# WHAT TO DO:
Among the entries, which lines carry the string "Boston"? Copy each of them.

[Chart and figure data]
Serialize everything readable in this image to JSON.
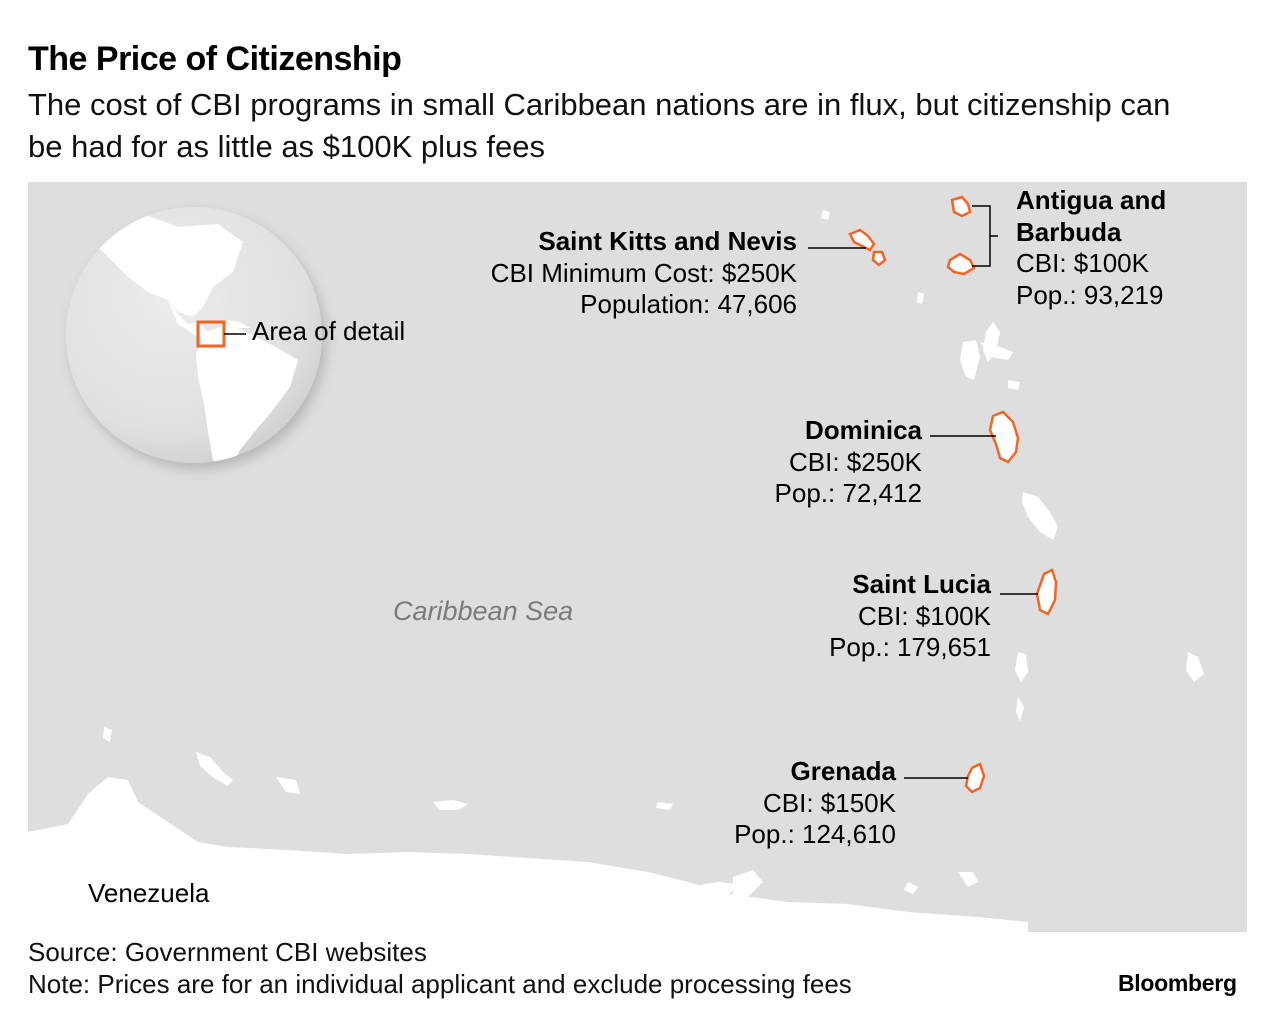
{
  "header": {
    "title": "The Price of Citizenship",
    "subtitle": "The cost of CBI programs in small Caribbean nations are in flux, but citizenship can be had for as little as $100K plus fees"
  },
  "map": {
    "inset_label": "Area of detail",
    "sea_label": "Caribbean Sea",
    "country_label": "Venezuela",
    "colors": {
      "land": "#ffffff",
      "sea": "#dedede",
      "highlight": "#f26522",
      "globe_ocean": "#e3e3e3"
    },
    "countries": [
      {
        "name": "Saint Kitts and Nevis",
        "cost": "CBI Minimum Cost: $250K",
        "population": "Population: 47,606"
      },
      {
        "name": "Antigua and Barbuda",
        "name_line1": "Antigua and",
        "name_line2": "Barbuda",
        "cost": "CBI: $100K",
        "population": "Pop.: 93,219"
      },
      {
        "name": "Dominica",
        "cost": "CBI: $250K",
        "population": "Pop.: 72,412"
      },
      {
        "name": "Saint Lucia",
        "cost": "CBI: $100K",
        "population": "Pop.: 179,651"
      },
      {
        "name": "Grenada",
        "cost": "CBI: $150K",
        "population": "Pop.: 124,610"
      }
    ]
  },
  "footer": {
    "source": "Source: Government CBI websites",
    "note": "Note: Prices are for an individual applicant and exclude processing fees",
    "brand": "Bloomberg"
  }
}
---
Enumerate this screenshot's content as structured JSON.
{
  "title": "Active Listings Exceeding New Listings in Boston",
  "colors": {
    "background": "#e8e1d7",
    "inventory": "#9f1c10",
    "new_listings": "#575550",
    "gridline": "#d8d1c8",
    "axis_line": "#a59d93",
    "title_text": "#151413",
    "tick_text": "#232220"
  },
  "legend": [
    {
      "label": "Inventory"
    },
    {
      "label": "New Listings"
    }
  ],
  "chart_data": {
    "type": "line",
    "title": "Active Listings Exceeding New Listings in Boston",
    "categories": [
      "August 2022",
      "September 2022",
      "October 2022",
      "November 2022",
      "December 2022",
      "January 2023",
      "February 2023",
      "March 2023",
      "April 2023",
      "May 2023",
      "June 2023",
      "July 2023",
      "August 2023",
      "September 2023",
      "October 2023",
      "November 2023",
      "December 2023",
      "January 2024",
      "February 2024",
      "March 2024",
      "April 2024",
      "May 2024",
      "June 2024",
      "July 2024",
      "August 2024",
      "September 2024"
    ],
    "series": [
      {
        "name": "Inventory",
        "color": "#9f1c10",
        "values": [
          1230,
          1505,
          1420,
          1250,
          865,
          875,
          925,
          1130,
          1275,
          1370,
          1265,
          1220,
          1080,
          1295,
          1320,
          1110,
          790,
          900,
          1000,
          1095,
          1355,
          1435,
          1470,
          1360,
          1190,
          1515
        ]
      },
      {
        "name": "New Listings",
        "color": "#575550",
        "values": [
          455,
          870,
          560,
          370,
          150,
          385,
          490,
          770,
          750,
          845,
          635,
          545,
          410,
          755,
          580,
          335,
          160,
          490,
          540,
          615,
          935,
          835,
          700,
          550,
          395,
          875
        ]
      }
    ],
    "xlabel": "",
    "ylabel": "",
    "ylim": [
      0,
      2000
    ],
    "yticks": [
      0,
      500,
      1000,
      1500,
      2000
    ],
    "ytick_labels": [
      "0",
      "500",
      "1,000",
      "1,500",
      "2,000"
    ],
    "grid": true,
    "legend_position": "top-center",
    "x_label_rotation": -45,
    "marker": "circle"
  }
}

# EXERCISE RESPONSE:
  "title": "Active Listings Exceeding New Listings in Boston",
    "title": "Active Listings Exceeding New Listings in Boston",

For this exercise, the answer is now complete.